> EXERCISE DESCRIPTION
Without the pictures, copy all the entries below exactly.

■ ■ ■ ■ ■

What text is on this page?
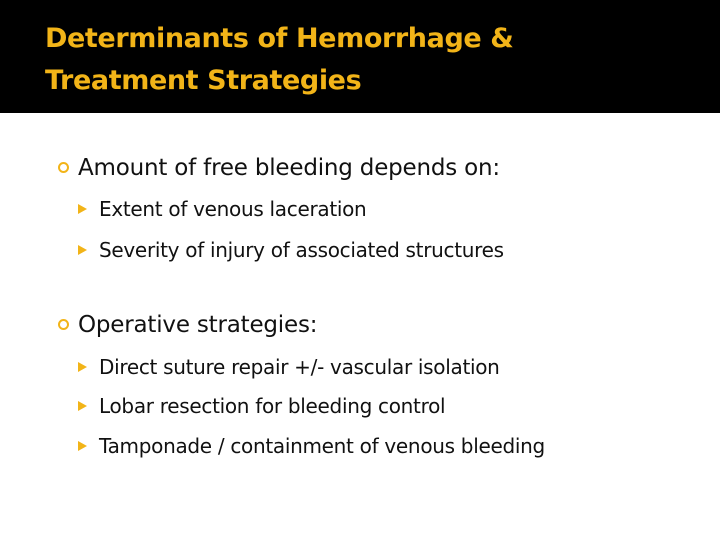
Determinants of Hemorrhage &
Treatment Strategies
Amount of free bleeding depends on:
Extent of venous laceration
Severity of injury of associated structures
Operative strategies:
Direct suture repair +/- vascular isolation
Lobar resection for bleeding control
Tamponade / containment of venous bleeding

■ ■ ■ ■ ■

> RESPONSE TO THE TASK
What text is on this page?
Determinants of Hemorrhage &
Treatment Strategies
Amount of free bleeding depends on:
Extent of venous laceration
Severity of injury of associated structures
Operative strategies:
Direct suture repair +/- vascular isolation
Lobar resection for bleeding control
Tamponade / containment of venous bleeding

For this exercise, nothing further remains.